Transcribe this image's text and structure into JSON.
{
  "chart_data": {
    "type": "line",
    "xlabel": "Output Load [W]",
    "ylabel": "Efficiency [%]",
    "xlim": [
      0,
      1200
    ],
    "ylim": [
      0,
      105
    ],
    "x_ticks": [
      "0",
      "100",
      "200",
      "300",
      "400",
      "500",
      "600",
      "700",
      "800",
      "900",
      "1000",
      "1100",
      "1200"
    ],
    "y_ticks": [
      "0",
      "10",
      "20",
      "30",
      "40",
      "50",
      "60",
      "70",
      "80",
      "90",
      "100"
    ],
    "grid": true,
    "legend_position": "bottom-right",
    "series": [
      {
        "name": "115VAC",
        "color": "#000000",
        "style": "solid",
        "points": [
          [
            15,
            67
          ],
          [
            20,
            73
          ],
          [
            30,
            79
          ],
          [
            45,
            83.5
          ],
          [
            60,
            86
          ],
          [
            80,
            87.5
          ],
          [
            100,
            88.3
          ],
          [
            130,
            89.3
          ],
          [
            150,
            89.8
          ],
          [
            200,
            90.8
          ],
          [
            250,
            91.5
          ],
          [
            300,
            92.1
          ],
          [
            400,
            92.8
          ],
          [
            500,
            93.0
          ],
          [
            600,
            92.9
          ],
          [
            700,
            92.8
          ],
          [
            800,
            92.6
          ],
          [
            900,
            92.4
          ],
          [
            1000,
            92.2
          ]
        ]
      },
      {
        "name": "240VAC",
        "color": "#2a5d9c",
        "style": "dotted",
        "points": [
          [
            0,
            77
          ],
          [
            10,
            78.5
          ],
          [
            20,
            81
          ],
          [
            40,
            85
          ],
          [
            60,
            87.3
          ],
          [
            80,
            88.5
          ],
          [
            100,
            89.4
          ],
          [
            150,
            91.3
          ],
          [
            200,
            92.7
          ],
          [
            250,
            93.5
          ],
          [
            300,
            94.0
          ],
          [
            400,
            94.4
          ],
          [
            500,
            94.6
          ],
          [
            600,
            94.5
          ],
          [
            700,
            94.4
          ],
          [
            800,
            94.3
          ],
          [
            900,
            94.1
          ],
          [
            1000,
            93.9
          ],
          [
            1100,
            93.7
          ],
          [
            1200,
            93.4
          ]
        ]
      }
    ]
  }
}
::::::
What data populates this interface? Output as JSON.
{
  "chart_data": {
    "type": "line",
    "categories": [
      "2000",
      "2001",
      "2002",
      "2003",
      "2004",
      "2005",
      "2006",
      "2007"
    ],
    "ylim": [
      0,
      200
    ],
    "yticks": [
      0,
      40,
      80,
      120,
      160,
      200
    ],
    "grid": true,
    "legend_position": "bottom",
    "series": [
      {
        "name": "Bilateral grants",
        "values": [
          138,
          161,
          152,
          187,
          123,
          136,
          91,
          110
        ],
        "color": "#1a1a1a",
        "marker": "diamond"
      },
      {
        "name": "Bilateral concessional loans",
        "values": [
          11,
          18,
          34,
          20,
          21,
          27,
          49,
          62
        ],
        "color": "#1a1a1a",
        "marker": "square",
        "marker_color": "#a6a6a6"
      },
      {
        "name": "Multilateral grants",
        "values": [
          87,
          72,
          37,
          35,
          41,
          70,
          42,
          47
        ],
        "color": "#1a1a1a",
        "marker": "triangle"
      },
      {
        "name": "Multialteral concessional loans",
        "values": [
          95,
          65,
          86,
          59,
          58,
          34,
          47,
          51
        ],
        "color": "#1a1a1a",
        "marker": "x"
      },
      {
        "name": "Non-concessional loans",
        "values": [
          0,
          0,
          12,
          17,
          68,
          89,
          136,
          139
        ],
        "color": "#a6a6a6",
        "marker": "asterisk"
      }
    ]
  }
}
::::::
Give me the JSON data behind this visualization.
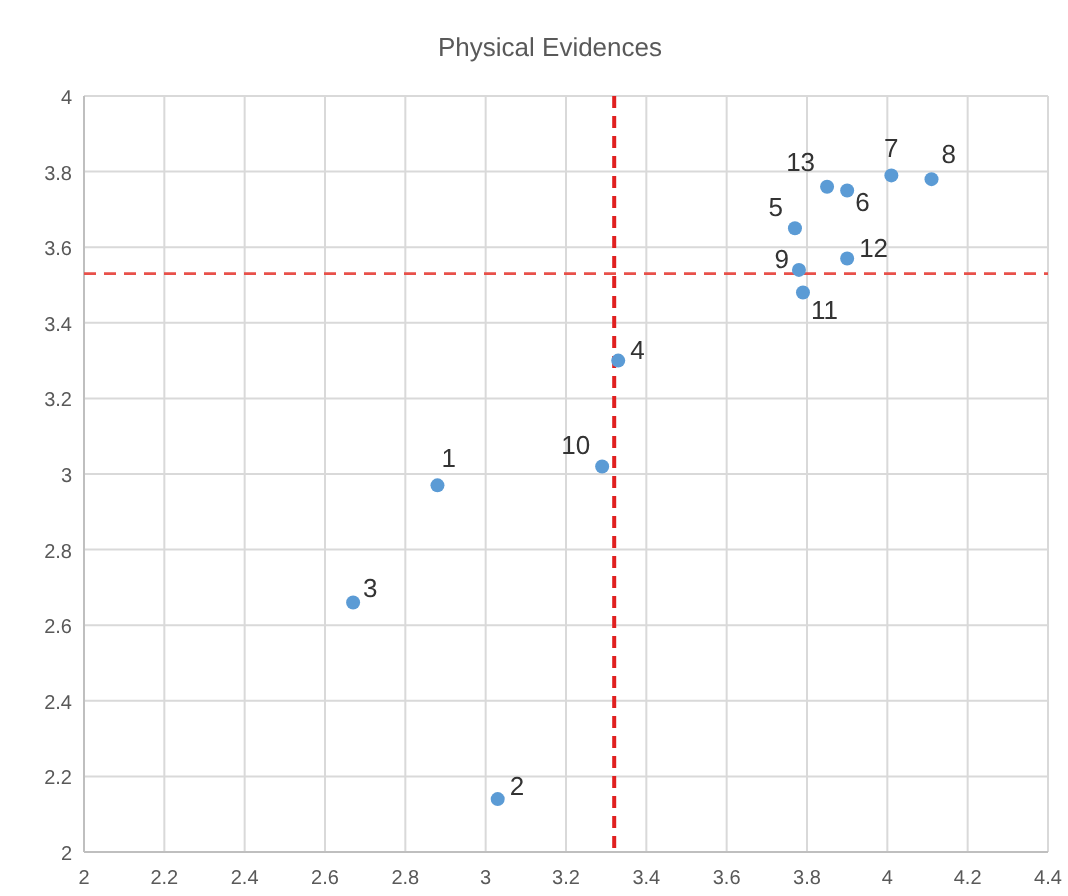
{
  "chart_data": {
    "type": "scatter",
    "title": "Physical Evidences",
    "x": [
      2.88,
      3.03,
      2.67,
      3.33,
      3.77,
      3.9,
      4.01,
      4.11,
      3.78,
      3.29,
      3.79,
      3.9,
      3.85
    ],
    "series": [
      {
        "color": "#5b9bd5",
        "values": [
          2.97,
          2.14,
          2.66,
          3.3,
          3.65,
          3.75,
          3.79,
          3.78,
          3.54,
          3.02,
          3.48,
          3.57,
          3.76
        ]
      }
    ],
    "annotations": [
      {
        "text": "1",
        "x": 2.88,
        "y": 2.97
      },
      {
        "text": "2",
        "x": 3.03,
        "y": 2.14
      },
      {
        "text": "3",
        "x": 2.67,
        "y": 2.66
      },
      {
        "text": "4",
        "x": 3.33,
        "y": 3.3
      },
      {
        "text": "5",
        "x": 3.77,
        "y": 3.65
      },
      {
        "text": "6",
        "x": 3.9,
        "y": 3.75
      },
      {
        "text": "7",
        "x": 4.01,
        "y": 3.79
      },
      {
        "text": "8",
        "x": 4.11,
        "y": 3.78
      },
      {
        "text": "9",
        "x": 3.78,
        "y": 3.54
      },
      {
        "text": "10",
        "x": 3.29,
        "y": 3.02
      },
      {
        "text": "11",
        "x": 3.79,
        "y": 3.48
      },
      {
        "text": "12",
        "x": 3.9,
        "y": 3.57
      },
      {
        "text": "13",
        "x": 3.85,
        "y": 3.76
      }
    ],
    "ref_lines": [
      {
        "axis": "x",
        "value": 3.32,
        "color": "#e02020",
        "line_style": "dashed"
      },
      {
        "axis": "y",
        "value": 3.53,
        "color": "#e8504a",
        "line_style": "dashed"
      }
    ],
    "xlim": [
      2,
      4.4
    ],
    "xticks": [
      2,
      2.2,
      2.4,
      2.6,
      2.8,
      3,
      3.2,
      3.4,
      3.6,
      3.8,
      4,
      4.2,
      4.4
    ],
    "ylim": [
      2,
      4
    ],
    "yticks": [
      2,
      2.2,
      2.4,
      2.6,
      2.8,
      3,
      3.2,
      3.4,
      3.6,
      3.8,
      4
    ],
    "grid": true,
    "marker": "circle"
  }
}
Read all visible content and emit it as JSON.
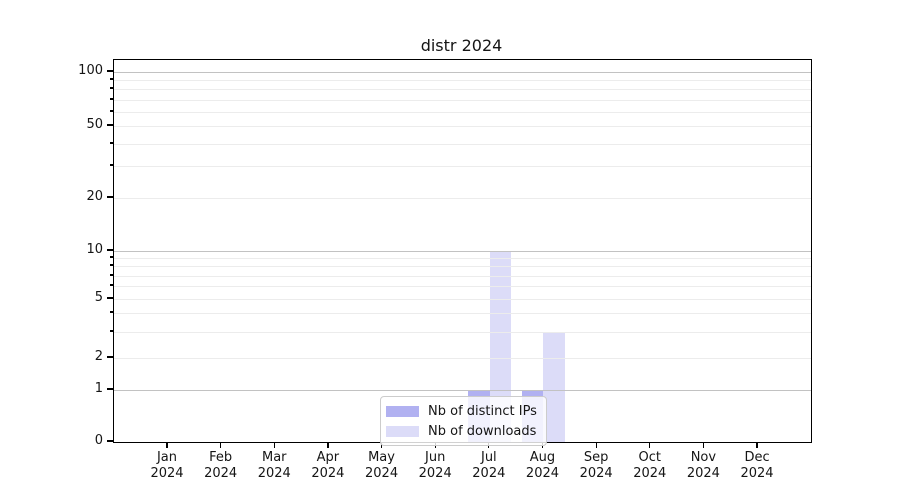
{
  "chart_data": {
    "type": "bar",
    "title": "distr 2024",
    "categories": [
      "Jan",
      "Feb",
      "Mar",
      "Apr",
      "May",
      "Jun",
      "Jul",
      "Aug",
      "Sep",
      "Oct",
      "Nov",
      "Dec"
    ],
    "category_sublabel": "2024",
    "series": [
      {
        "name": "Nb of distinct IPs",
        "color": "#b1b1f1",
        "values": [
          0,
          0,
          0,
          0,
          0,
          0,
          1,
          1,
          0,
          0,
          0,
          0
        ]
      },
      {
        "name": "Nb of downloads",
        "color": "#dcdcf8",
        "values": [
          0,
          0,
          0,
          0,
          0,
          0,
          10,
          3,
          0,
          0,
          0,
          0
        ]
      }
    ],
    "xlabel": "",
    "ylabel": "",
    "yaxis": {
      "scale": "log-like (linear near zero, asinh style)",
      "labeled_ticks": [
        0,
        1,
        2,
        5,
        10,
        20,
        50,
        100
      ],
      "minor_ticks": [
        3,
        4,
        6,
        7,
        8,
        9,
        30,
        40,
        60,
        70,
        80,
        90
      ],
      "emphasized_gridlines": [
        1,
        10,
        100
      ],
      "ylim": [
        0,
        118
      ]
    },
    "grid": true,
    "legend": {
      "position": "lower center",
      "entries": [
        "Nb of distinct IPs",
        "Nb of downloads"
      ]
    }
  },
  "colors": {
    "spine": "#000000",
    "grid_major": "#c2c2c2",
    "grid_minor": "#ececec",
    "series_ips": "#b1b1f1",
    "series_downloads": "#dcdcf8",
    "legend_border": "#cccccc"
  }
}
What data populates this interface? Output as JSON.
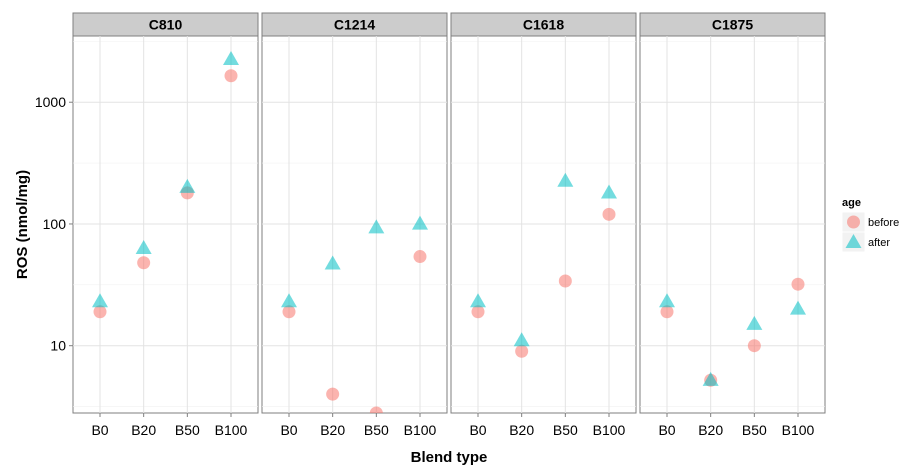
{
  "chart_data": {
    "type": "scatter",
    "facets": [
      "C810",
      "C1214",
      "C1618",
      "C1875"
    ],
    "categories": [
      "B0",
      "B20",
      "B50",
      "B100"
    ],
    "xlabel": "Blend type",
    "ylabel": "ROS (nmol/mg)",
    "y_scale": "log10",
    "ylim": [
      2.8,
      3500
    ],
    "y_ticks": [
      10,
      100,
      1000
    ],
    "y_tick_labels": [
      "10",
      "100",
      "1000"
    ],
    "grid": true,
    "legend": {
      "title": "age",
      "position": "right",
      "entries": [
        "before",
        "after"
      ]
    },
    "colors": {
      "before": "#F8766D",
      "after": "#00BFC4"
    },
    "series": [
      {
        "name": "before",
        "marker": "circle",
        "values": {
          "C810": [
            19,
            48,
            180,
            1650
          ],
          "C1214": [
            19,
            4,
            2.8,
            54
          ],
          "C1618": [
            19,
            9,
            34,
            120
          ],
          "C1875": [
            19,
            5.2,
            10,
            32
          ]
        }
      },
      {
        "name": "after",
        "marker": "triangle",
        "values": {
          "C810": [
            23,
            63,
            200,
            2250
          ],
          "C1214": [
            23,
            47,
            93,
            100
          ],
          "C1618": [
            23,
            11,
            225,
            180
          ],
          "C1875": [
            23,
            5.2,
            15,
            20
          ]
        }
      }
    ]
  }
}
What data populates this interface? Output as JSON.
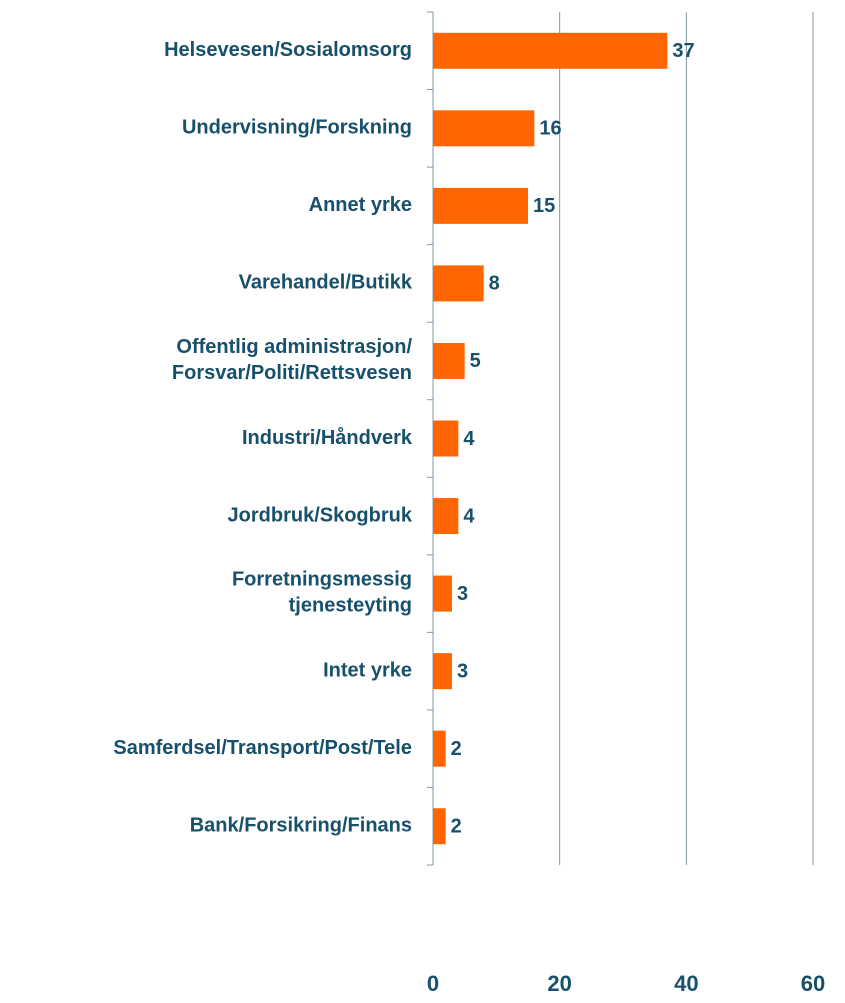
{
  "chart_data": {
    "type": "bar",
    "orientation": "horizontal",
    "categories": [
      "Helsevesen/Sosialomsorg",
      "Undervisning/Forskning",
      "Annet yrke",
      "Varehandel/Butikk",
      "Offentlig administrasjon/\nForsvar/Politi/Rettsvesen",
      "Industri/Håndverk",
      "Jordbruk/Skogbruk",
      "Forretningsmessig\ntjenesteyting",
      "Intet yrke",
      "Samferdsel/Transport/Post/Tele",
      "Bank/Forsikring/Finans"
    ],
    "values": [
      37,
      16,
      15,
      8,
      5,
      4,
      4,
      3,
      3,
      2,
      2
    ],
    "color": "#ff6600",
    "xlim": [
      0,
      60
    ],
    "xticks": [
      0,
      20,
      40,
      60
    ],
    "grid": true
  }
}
::::::
Work to complete: Gather up the lines that contain the word "right".

Complete output:
    "legend_position": "bottom-right",
      "position": "right",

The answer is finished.